» **Problema posto**:
Riprendi la recensione del film Passione sinistra e proseguila dopo l'ultima frase.

» **Estratto fornito**:
————————
Passione Sinistra regia di Marco Ponti

Commedia
recensione di Alice Grisa

Nina, ambientalista e attivista di sinistra, è fidanzata da anni con l'aspirante scrittore Bernardo. Venuta in possesso per eredità paterna di una bellissima villa al mare, conosce un potenziale acquirente: Giulio, uomo di destra, rampollo di una famiglia facoltosa, ed tra i due è odio-attrazione a prima vista. Nina comincia a confrontarsi con i propri ideali, perché la passione a volte è tanto travolgente da scavalcare le idee politiche...

 

Un giovane neolaureato a un colloquio di lavoro. La prima parte è andata bene (“credo che tutti i dati che ci interessavano per questo primo contatto ci siano”); a quando la seconda parte? “giovedì…le andrebbe bene giovedì? Anzi no… giovedì non posso. Allora vediamo… direi mai, mai le va bene?” “Mai va benissimo”.

Era Stefano Accorsi ed era Santa Maradona; una fucina sperimentale di un regista sorprendente uscito dalla scuola Holden, che alle porte del nuovo millennio tentava una versione 2.0 della sceneggiatura, la frammentazione nonsense che è tipica della vita, una riscrittura del genere commedia ricostruita sulle insicurezze della generazione x spaesata dopo gli anni del benessere e della solidità economica dei loro predecessori.

Dieci anni dopo (con in mezzo un trascurabile A/R e alcune sceneggiature) il regista piemontese ritorna a parlare di incertezza, ma il taglio è la contraddizione del sistema bipartitico. Lo scontro eterno tra destra e sinistra (quasi obbligatorio il riferimento a Gaber nella canzone dei titoli di testa cantata da Marco Mengoni) trova qui la sua ennesima non-soluzione. Ferie d’agosto aveva anticipato il tema in modo forse più sofisticato: il concetto dell’impossibilità di schierarsi da una o dall’altra parte della barricata, soprattutto perché il più convinto degli idealisti nasconde un “lato oscuro” (se di lato oscuro si può parlare) schiavo della piramide sociale, e in particolare del proprio tornaconto personale. Qui lo scopo sembra più che altro smascherare l’ipocrisia, ed è un po’ poco per un regista che dieci anni fa sembrava che rifondasse linguaggi creativi, mentre adesso è come se si fosse incorporato nell’istituzionalità e nei cliché del cinema italiano. Santa Maradona era opaco, sporco e quasi, per certi versi, dell’età dei sogni; Passione sinistra è un packaging sfavillante e raffinato (d’impatto la cura per la scenografia, l’uso della luce, i costumi – in particolare i tailleur modello Chanel e gli accessori di Simonetta/Eva Riccobono), ma il contenuto lascia a tratti perplessi: Nina, ambientalista e attivista di sinistra, fidanzata con un aspirante scrittore, si trova colpita da una passione improvvisa per Giulio, dichiaratamente di destra, ricco di famiglia, concentrato su barche, circoli e Men’s Health.
————————
Dati sulla posizione degli elementi:
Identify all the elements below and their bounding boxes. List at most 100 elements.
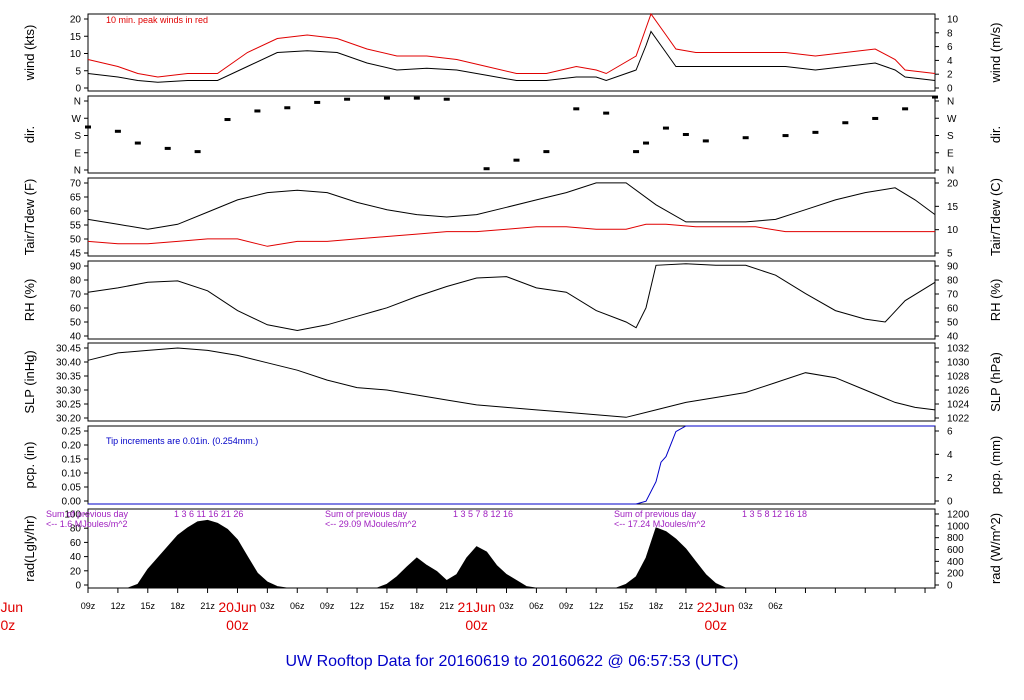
pcp-left-tick: 0.05 [62, 483, 82, 494]
dir-left-tick: E [74, 148, 81, 159]
rad-series-area [88, 519, 935, 589]
x-edge-day-label: 19Jun [0, 599, 23, 615]
panel-pcp: 0.00 0.05 0.10 0.15 0.20 0.25 0 2 4 6 pcp. (in) pcp… [22, 425, 1003, 508]
wind-right-tick: 10 [947, 15, 959, 26]
rad-right-tick: 1200 [947, 510, 970, 521]
dir-series-point [413, 96, 420, 100]
dir-series-point [902, 107, 909, 111]
dir-series-point [164, 146, 171, 150]
dir-series-point [603, 111, 610, 115]
dir-series-point [702, 139, 709, 143]
x-day-hour-label: 00z [226, 617, 249, 633]
rad-hour-markers: 1 3 5 8 12 16 18 [742, 509, 807, 519]
x-day-label: 21Jun [458, 599, 496, 615]
x-tick-label: 18z [649, 601, 664, 611]
dir-right-tick: W [947, 114, 957, 125]
dir-series-point [643, 141, 650, 145]
rh-left-tick: 40 [70, 332, 82, 343]
rad-right-tick: 400 [947, 557, 964, 568]
temp-series-0 [87, 182, 936, 230]
rad-summary-value: <-- 17.24 MJoules/m^2 [614, 519, 706, 529]
rh-right-tick: 80 [947, 276, 959, 287]
rad-right-tick: 0 [947, 581, 953, 592]
x-tick-label: 21z [679, 601, 694, 611]
dir-series-point [872, 116, 879, 120]
pcp-left-tick: 0.10 [62, 469, 82, 480]
x-tick-label: 09z [81, 601, 96, 611]
footer-to: to [514, 653, 527, 670]
dir-left-tick: S [74, 131, 81, 142]
rad-left-tick: 20 [70, 566, 82, 577]
dir-left-tick: N [74, 97, 81, 108]
x-day-hour-label: 00z [704, 617, 727, 633]
dir-series-point [812, 130, 819, 134]
dir-series-point [85, 125, 91, 129]
slp-left-axis-title: SLP (inHg) [22, 350, 37, 413]
dir-frame [87, 95, 936, 174]
rh-left-tick: 50 [70, 318, 82, 329]
rh-right-axis-title: RH (%) [988, 279, 1003, 322]
x-tick-label: 09z [559, 601, 574, 611]
dir-series-point [742, 136, 749, 140]
rh-left-tick: 60 [70, 304, 82, 315]
temp-left-tick: 65 [70, 193, 82, 204]
temp-left-tick: 60 [70, 207, 82, 218]
slp-left-tick: 30.30 [56, 386, 81, 397]
slp-left-tick: 30.35 [56, 372, 81, 383]
dir-series-point [782, 134, 789, 138]
slp-right-tick: 1026 [947, 386, 970, 397]
dir-series-point [443, 97, 450, 101]
dir-series-point [932, 95, 938, 99]
rad-hour-markers: 1 3 6 11 16 21 26 [174, 509, 243, 519]
pcp-left-tick: 0.00 [62, 497, 82, 508]
temp-right-tick: 5 [947, 249, 953, 260]
dir-series-point [114, 129, 121, 133]
x-tick-label: 06z [768, 601, 783, 611]
pcp-right-tick: 2 [947, 473, 953, 484]
temp-left-tick: 55 [70, 221, 82, 232]
rad-right-tick: 1000 [947, 521, 970, 532]
footer-prefix: UW Rooftop Data for [286, 653, 435, 670]
wind-left-tick: 15 [70, 32, 82, 43]
wind-right-axis-title: wind (m/s) [988, 23, 1003, 84]
rad-summary-value: <-- 29.09 MJoules/m^2 [325, 519, 417, 529]
slp-left-tick: 30.45 [56, 344, 81, 355]
x-day-hour-label: 00z [465, 617, 488, 633]
temp-left-tick: 70 [70, 179, 82, 190]
wind-left-axis-title: wind (kts) [22, 25, 37, 82]
dir-series-point [682, 133, 689, 136]
rad-left-axis-title: rad(Lgly/hr) [22, 515, 37, 581]
footer-start-date: 20160619 [438, 653, 509, 670]
dir-series-point [483, 167, 490, 171]
panel-rad: 020406080100020040060080010001200rad(Lgl… [22, 508, 1003, 592]
temp-right-tick: 15 [947, 202, 959, 213]
slp-right-tick: 1028 [947, 372, 970, 383]
dir-right-tick: E [947, 148, 954, 159]
rh-right-tick: 70 [947, 290, 959, 301]
temp-frame [87, 177, 936, 257]
x-tick-label: 15z [380, 601, 395, 611]
pcp-right-tick: 4 [947, 450, 953, 461]
x-tick-label: 15z [141, 601, 156, 611]
slp-right-tick: 1032 [947, 344, 970, 355]
x-tick-label: 03z [260, 601, 275, 611]
wind-right-tick: 0 [947, 84, 953, 95]
dir-series-point [224, 118, 231, 122]
rad-left-tick: 60 [70, 538, 82, 549]
rh-left-tick: 70 [70, 290, 82, 301]
x-tick-label: 18z [410, 601, 425, 611]
wind-left-tick: 5 [75, 66, 81, 77]
dir-series-point [284, 106, 291, 110]
dir-series-point [383, 96, 390, 100]
wind-right-tick: 4 [947, 56, 953, 67]
temp-series-1 [87, 223, 935, 247]
rad-left-tick: 80 [70, 524, 82, 535]
slp-right-tick: 1030 [947, 358, 970, 369]
rh-left-axis-title: RH (%) [22, 279, 37, 322]
rh-left-tick: 90 [70, 262, 82, 273]
wind-left-tick: 10 [70, 49, 82, 60]
slp-frame [87, 342, 936, 422]
x-day-label: 22Jun [697, 599, 735, 615]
————————
» **La risposta**:
Un’operazione di questo tipo sembra avere la finalità di innestare un trattato sociopolitico/socioculturale sulla base classica della screwball comedy.

Per quanto riguarda il primo, la tesi che emerge è che i personaggi tutti sono dei fake, a partire dallo scrittore di sinistra che vuole andare a tutti i costi ospite da Fazio e, non appena il suo libro inizia a spopolare tra teen o casalinghe depresse, comincia una vita parallela nelle Jacuzzi dei grandi alberghi tra modelle e soubrettine. Persino Simonetta, la fidanzata di Giulio, è una finta-stupida (alcune sue battute sono ai limiti dell’assurdo, al punto da pensare che più che svampita sia autistica), perché in realtà è l’unica a cogliere le manovre non limpide dei due personaggi maschili.

Da micro a macro, la tesi sembra voler smascherare (e colpire) più la sinistra che la destra: la massa di radical chic, che girano con la kefiah ma hanno Mac, Ipad e Iphone (uno di pochi momenti veramente geniali è l’aspirante sindaco di sinistra, Andrea Lucente, che fa scorrere le dita su un menu di carta per “deformazione hi-tech”). Però nel 2013 accusare gli altri di essere falsi-di sinistra, incoerenti e hipster ormai è mainstream più che esserlo. Se in Santa Maradona Ponti creava, qui è come se cavalcasse l’onda, come se fosse costretto da certe irrinunciabili dinamiche.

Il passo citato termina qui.